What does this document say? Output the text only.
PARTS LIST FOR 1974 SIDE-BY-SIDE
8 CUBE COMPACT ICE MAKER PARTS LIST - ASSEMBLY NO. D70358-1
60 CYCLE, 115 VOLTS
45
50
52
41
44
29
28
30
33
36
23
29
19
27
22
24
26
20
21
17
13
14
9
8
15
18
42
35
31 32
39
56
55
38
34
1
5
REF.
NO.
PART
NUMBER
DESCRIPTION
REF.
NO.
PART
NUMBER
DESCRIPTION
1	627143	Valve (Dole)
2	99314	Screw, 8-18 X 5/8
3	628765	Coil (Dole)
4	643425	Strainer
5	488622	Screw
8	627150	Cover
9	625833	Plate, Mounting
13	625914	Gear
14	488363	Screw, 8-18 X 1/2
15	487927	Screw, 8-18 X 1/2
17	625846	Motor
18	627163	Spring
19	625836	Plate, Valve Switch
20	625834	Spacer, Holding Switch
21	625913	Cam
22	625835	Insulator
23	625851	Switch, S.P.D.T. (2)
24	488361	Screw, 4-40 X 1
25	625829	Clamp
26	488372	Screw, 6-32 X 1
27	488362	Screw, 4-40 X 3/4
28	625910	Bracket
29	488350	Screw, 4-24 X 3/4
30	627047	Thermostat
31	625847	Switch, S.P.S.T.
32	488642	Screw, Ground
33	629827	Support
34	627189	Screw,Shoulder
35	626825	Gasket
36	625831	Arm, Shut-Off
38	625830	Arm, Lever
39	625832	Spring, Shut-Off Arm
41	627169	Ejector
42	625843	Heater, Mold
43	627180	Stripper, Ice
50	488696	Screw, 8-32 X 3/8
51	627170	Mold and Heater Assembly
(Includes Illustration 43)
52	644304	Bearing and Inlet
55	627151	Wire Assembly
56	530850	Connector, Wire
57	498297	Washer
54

━━━━━━

Find how many lines in the listing contain the word "Mold" and give that count alone.

Response to this task: 2